* begin TEXT BLOCK *
PVL uses task maps and data maps to support task parallelism and data parallelism, respectively. Simply put, a map contains all the information necessary to describe how to distribute an object onto one or more processors.

Task parallelism is supported using tasks and conduits. A task encapsulates SPMD code that executes on one or more processors. A task map assigns a task to a set of processors at runtime. Task maps allow developers to write task code without needing to know which processors the task will run on. Conduits send data between tasks. Conduits hide the details of the underlying communication technology, e.g., MPI, shared memory, etc.

Tasks and conduits enable data flow patterns that are common in real-time SIP applications, e.g., pipelines, fork-joins, and round-robinning. Tasks run on different sets of processors, executing different stages of a signal processing chain. Two consecutive tasks may distribute data across processors differently, e.g., data in the first task may be row-distributed and data in the second task may be column-distributed. The conduit connecting the tasks automatically redistributes the data from a row to column distribution.

Data parallelism is supported inside tasks with vector and matrix classes, which provide a high-level distributed array interface. Like pMatlab, the developer first writes functionally...
correct serial code, then adds data maps to vector and matrix constructors to allocate distributed arrays. PVL supports a large number of SIP and linear algebra functions that operate on distributed objects. See Figure 9 for an example of allocating a distributed matrix.

PVL runs on homogeneous multicore processors, e.g., x86 and PowerPC, and is built on top of computation and communication libraries optimized for each supported hardware architecture, e.g., MPI and VSIPL. PVL users have also developed custom kernels wrapped in the PVL API.

**VSIPL++**
The High Performance Embedded Computing Software Initiative (HPEC-SI) is a consortium of industry, academia and government organizations that maintains the VSIPL standards. The first standard, VSIPL, is a C library for high-performance serial computation. VSIPL++ is the successor to VSIPL, a C++ library for both serial and parallel real-time SIP [33].
* end TEXT BLOCK *
* begin DATA EXTRACT *
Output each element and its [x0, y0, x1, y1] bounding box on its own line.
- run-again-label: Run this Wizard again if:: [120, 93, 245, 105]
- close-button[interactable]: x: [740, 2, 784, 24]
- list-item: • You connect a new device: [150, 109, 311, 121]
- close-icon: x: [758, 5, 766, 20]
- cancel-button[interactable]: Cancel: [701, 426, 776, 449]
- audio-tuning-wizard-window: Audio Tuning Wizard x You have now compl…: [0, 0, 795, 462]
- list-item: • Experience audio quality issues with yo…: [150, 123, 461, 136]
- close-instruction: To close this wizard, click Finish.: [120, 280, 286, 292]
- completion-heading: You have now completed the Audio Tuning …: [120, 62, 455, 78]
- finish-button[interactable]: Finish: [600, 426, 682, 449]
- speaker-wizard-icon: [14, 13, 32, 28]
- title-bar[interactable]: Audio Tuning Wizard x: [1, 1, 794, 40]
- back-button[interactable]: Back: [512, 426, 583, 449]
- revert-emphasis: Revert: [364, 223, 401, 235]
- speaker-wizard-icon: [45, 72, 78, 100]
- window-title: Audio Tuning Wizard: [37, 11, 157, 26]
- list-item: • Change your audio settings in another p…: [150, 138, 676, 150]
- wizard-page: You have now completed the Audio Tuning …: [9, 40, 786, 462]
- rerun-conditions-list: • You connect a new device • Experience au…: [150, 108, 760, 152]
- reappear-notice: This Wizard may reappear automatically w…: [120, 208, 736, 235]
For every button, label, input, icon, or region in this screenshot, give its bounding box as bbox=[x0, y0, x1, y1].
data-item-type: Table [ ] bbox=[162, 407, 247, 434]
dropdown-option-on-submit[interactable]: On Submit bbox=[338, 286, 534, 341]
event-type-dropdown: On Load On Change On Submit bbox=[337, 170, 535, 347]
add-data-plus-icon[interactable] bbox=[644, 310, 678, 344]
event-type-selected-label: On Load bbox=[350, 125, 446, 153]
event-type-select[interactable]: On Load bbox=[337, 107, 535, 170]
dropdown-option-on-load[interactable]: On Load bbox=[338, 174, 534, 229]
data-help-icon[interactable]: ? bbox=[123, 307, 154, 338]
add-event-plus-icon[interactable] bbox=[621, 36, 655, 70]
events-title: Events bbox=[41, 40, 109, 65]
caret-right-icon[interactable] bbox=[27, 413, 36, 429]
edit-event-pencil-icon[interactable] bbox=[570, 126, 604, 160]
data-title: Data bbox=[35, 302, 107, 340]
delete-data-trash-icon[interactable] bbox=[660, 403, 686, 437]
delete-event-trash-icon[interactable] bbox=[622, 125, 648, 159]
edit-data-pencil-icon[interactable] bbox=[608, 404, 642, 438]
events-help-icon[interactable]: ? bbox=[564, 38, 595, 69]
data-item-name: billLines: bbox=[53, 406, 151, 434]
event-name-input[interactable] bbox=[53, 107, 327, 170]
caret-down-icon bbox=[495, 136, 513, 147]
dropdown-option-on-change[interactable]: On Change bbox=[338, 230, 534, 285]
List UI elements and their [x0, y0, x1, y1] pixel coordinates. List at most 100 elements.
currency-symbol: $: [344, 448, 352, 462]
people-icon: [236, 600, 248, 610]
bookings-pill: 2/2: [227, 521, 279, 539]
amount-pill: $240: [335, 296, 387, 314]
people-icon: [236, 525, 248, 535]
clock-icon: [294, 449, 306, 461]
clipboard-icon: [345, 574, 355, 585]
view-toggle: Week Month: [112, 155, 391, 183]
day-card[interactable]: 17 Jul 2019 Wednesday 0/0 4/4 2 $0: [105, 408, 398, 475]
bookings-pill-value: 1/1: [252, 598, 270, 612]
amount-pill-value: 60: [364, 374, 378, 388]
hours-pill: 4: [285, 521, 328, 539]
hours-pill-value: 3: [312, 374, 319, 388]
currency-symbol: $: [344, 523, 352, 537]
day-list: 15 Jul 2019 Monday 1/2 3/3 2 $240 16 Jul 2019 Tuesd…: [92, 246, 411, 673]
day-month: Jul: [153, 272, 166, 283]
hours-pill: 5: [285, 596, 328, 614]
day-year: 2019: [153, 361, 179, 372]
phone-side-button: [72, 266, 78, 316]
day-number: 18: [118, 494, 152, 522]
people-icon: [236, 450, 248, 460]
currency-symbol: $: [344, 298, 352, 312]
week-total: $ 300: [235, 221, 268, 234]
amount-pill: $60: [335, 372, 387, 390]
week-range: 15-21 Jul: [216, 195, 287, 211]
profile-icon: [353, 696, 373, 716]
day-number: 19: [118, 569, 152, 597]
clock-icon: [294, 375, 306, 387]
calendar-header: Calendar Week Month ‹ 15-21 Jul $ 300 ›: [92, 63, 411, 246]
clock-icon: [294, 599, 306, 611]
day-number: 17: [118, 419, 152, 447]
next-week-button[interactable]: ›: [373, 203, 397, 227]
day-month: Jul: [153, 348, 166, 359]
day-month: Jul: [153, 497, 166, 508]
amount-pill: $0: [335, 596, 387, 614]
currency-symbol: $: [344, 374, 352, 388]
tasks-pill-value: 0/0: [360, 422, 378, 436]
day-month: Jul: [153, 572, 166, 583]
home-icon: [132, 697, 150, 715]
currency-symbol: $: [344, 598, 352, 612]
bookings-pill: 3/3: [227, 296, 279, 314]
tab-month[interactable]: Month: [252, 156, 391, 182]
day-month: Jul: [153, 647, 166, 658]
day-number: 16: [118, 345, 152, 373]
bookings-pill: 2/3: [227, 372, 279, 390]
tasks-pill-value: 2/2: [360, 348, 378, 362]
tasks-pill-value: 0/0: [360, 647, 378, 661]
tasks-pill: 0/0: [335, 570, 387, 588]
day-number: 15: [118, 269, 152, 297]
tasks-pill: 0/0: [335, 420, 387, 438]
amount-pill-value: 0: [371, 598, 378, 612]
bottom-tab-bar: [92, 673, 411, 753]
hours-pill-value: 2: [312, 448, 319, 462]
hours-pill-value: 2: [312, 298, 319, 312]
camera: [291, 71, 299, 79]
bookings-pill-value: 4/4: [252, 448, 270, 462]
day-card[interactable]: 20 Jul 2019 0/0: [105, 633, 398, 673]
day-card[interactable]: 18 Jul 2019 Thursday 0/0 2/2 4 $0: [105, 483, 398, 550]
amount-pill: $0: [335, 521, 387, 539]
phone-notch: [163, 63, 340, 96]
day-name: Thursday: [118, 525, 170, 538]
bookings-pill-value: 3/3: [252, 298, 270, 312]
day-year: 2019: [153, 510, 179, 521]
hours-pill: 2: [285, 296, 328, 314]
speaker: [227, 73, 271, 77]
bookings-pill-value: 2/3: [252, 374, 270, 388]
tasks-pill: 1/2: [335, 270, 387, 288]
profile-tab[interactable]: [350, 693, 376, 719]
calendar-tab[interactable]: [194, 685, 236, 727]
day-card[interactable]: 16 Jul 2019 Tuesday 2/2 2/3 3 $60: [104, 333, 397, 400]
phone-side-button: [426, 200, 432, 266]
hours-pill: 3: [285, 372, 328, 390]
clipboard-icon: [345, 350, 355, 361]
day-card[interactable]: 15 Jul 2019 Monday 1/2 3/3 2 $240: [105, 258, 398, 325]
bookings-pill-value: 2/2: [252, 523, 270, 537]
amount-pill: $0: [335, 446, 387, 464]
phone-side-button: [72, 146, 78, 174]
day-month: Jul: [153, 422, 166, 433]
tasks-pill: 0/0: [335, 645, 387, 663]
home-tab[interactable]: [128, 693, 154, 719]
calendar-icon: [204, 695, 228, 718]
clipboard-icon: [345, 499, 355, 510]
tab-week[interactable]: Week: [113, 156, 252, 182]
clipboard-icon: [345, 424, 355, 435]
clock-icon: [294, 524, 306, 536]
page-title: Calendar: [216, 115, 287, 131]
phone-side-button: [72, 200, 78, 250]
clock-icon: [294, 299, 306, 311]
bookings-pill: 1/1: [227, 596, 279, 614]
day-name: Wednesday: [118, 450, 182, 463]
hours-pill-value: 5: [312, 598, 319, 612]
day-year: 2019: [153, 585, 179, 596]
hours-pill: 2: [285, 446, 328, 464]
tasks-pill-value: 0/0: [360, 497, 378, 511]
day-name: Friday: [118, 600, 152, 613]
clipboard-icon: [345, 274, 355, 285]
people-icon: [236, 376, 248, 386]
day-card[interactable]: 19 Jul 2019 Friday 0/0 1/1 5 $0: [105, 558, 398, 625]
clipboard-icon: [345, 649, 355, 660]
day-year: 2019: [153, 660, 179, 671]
* end DATA EXTRACT *
[REQUIRED ACTIONS]
a) In the PVL text, which organization maintains the VSIPL standards?
b) Reproduce word for word the stretch of the PVL text beginning at the words "Tasks and conduits enable" and ending after the words "first writes functionally...".

[RESPONSE LIST]
a) The High Performance Embedded Computing Software Initiative (HPEC-SI) maintains them.

b)
Tasks and conduits enable data flow patterns that are common in real-time SIP applications, e.g., pipelines, fork-joins, and round-robinning. Tasks run on different sets of processors, executing different stages of a signal processing chain. Two consecutive tasks may distribute data across processors differently, e.g., data in the first task may be row-distributed and data in the second task may be column-distributed. The conduit connecting the tasks automatically redistributes the data from a row to column distribution.

Data parallelism is supported inside tasks with vector and matrix classes, which provide a high-level distributed array interface. Like pMatlab, the developer first writes functionally...